# YOUR OBJECTIVE
Extract all lines in the data that contain the word "INTERVENTION".

**** WORKING DATA

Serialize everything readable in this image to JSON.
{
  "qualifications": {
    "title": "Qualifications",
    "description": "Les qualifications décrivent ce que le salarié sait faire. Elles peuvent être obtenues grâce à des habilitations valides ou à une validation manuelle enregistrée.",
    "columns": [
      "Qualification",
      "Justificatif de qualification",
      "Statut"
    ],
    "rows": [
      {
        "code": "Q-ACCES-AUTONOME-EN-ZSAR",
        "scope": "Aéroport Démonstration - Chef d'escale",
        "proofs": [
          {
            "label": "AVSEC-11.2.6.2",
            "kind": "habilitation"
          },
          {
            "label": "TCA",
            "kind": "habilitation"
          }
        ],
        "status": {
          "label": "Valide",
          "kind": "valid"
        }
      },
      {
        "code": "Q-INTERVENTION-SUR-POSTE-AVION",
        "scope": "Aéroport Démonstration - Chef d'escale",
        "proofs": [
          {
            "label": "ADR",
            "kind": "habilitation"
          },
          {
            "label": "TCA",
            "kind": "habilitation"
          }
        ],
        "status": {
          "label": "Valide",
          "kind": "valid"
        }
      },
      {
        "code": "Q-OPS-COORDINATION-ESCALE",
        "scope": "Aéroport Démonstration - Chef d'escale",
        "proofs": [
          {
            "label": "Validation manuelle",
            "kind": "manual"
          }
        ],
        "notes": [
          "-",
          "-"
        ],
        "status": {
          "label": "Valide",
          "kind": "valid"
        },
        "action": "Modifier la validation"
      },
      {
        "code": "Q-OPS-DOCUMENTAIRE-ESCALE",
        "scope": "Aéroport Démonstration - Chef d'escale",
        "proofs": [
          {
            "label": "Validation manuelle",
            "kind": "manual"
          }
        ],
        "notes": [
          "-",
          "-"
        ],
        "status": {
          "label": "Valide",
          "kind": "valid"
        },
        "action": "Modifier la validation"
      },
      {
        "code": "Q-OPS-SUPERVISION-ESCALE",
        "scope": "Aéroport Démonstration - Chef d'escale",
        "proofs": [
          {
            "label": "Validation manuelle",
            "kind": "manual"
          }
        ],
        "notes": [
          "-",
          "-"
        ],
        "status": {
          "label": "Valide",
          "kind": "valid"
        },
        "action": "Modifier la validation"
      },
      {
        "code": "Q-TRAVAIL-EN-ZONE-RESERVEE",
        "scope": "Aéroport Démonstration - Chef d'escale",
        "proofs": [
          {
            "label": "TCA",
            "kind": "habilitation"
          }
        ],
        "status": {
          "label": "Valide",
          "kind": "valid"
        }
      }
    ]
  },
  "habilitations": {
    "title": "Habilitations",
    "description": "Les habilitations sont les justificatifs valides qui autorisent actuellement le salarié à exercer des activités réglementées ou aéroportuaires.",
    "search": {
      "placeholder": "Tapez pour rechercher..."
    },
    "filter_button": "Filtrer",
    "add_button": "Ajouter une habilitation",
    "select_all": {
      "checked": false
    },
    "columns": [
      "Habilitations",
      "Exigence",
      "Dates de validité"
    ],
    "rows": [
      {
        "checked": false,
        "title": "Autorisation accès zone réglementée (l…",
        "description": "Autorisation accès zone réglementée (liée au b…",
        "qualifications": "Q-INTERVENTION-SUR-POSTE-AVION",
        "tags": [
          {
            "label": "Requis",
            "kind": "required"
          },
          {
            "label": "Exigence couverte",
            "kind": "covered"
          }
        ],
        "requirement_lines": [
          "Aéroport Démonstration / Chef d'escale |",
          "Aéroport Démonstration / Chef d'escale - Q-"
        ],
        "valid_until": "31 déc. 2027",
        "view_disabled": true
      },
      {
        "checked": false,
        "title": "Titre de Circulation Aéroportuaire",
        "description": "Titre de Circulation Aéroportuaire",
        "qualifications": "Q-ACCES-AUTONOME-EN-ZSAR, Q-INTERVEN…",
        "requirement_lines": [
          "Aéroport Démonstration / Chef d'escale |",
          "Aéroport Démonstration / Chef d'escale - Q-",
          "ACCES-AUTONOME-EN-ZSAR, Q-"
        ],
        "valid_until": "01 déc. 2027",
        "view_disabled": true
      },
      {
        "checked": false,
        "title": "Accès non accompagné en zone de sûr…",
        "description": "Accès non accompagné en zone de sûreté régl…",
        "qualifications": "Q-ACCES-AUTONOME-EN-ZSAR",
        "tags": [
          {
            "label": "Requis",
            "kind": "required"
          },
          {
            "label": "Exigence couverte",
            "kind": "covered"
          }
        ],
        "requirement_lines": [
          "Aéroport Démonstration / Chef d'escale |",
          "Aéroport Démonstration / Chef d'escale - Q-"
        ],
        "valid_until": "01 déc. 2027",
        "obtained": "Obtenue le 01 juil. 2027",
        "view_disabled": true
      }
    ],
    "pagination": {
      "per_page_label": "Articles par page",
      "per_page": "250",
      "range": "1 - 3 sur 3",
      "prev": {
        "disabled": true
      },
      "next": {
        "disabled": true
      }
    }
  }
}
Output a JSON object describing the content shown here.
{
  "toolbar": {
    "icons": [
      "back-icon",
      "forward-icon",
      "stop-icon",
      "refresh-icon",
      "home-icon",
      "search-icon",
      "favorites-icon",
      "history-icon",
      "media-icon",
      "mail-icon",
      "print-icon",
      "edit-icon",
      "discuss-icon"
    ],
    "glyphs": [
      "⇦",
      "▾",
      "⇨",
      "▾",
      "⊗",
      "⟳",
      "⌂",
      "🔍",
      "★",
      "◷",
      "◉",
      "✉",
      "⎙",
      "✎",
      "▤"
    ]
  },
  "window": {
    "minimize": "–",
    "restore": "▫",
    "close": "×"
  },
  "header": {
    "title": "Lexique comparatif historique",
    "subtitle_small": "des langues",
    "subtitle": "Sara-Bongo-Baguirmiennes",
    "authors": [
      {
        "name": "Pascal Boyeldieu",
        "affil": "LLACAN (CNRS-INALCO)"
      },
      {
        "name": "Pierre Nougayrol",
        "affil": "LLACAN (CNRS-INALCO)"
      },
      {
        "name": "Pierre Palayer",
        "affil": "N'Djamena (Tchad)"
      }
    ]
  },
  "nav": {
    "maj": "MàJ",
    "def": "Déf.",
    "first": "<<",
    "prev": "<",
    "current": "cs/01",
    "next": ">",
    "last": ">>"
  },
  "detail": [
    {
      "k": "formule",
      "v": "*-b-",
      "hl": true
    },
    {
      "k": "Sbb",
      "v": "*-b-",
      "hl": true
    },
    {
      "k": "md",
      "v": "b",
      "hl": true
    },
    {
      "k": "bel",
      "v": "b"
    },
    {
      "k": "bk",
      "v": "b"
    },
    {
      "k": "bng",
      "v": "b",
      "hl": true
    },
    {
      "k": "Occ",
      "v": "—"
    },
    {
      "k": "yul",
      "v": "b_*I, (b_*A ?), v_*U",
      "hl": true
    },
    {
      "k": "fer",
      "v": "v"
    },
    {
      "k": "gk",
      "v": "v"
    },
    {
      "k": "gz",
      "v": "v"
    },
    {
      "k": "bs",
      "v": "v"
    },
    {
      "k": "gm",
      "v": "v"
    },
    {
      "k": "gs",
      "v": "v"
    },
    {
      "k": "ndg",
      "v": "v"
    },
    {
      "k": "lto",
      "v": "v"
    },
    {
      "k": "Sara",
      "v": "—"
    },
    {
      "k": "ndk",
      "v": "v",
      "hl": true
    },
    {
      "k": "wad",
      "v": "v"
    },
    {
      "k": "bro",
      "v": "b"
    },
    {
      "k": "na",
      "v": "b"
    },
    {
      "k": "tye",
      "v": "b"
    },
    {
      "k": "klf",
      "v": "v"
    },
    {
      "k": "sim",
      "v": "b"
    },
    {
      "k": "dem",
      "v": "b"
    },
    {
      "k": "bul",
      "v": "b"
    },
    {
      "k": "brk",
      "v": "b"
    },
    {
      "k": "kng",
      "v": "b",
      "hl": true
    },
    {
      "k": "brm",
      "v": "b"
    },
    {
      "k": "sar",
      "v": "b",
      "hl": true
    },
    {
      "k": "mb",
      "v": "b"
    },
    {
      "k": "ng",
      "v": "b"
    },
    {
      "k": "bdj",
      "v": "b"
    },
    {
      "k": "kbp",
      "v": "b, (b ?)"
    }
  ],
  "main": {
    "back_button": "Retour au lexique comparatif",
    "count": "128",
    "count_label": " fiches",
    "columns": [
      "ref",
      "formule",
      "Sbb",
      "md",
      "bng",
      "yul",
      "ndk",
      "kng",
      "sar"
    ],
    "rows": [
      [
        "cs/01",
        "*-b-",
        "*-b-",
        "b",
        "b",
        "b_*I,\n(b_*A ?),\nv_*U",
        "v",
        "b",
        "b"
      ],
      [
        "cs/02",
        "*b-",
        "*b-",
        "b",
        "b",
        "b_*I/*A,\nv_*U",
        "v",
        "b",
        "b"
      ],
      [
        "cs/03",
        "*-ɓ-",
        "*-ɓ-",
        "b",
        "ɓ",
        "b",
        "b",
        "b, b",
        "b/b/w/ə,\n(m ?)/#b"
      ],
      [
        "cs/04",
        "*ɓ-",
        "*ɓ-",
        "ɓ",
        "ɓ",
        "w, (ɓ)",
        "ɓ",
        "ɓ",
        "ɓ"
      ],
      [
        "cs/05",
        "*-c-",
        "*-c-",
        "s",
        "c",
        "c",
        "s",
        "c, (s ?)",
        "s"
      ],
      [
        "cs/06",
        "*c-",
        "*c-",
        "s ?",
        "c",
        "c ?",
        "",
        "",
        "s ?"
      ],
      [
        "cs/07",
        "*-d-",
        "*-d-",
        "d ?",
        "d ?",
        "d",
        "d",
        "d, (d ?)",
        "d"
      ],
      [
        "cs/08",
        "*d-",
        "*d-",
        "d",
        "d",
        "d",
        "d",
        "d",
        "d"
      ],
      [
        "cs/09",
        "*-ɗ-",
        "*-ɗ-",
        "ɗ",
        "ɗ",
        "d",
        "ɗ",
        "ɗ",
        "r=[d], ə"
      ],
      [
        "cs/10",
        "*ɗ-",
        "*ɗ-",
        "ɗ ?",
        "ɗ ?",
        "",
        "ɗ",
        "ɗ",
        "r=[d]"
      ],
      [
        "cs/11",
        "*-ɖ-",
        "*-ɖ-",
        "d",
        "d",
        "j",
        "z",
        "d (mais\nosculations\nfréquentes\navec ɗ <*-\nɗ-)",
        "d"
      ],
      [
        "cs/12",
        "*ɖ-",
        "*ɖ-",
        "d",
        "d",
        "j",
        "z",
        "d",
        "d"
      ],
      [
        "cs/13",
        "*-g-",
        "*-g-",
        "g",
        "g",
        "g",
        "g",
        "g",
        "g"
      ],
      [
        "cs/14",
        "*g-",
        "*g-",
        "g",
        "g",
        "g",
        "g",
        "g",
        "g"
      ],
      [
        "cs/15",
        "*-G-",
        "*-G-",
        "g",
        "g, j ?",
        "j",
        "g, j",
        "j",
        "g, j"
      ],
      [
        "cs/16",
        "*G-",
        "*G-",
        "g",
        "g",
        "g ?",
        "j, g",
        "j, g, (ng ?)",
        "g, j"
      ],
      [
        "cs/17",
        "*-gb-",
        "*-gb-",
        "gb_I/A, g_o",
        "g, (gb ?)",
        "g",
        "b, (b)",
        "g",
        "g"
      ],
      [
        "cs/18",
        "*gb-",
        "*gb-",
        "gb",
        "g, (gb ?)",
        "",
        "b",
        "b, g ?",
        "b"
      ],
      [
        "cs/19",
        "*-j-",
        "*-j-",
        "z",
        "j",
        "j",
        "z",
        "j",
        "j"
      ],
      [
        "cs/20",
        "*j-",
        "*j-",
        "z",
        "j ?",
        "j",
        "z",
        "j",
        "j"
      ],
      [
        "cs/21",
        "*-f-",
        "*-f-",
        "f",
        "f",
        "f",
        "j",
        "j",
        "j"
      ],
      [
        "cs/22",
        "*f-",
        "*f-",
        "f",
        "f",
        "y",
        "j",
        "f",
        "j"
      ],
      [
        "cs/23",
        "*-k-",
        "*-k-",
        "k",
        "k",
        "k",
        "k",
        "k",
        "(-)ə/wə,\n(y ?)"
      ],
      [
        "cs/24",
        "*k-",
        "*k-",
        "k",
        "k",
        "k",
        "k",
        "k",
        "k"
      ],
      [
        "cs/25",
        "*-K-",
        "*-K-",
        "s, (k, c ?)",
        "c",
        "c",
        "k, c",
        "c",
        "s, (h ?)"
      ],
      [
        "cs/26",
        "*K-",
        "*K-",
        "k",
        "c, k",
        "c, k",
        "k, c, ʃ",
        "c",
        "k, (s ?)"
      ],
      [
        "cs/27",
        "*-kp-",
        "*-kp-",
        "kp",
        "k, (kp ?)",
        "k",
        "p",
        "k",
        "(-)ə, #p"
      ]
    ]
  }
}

********

# COMPLETED EXERCISE
        "code": "Q-INTERVENTION-SUR-POSTE-AVION",
        "qualifications": "Q-INTERVENTION-SUR-POSTE-AVION",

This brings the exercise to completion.